**SHORT TASK**
In the data that follows, count each line holding the string "performed"; answer with the number only.

———

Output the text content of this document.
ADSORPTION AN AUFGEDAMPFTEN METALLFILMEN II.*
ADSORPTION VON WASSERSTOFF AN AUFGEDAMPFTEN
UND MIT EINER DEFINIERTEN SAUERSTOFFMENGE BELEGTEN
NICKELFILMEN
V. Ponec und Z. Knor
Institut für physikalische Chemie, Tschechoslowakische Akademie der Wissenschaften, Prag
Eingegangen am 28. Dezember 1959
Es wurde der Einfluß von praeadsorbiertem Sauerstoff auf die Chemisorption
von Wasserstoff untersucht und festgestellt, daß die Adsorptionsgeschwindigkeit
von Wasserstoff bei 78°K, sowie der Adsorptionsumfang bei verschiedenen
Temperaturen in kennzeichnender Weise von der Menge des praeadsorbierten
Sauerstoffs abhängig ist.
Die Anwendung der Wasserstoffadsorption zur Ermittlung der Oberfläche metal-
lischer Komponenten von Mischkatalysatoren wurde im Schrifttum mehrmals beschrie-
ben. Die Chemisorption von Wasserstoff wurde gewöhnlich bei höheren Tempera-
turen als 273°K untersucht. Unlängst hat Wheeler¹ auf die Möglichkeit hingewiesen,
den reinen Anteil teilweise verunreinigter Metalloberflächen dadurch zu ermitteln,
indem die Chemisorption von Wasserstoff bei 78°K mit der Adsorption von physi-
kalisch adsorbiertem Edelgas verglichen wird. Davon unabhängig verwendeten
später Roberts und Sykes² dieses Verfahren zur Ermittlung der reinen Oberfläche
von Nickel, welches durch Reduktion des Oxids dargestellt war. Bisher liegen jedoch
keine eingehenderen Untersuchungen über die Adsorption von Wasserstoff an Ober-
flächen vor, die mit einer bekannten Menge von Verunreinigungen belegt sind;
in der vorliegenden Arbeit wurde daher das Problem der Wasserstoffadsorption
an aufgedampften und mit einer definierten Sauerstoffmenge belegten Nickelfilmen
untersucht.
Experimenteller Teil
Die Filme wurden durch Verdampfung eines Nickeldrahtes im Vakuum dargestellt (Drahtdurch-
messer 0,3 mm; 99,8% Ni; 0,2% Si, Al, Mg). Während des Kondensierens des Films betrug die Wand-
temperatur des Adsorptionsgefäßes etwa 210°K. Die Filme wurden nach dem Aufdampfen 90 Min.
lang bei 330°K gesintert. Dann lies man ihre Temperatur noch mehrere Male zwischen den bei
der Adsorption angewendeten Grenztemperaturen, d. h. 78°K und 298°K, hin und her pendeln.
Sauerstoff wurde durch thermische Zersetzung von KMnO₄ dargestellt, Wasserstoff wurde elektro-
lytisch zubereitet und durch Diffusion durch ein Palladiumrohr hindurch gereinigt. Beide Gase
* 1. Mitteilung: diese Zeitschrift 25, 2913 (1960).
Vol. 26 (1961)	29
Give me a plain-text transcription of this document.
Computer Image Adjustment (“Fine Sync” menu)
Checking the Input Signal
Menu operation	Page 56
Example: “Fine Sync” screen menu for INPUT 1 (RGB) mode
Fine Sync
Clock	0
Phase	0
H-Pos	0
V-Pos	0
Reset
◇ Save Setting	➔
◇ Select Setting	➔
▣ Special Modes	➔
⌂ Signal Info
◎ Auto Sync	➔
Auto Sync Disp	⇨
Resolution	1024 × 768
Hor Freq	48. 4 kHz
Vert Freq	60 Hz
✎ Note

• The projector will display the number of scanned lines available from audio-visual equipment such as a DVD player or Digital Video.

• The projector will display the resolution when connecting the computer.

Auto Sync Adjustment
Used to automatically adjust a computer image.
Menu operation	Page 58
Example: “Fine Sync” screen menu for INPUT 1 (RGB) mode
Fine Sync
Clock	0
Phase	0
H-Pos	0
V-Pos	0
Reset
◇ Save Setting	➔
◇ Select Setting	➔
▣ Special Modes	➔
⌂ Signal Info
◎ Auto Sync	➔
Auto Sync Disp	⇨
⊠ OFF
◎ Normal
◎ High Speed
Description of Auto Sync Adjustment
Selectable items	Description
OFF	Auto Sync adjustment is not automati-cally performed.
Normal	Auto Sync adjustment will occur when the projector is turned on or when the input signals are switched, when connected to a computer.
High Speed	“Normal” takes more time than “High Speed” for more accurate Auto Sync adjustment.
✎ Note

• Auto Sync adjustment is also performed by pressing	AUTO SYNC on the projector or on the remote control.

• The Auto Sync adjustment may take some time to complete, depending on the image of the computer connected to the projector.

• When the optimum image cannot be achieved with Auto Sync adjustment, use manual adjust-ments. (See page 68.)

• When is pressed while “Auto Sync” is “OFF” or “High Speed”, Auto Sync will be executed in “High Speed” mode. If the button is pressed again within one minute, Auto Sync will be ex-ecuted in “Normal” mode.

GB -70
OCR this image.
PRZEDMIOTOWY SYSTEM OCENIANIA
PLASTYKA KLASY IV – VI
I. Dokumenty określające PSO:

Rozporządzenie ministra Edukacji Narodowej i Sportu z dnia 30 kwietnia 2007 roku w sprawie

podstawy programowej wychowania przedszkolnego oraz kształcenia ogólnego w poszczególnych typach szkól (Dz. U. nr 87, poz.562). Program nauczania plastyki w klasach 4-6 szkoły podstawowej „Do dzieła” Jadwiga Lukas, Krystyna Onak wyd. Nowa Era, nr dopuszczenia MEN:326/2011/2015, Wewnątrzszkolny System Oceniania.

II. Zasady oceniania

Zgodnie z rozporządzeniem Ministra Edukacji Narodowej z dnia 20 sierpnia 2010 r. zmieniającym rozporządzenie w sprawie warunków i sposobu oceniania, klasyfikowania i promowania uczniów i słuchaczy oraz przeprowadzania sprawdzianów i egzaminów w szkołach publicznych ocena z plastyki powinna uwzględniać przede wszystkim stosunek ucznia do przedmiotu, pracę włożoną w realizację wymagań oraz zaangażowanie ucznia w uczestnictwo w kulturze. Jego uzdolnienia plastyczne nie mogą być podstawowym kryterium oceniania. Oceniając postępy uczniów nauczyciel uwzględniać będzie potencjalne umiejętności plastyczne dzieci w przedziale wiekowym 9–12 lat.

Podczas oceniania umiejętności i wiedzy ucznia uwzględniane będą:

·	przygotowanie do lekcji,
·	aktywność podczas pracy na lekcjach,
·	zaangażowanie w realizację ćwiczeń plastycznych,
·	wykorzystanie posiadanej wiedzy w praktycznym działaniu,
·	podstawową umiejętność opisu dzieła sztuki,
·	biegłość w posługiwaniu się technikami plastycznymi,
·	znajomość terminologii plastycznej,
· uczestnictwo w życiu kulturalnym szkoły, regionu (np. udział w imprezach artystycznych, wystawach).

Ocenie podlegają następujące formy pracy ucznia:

———

**EXERCISE OUTPUT**
2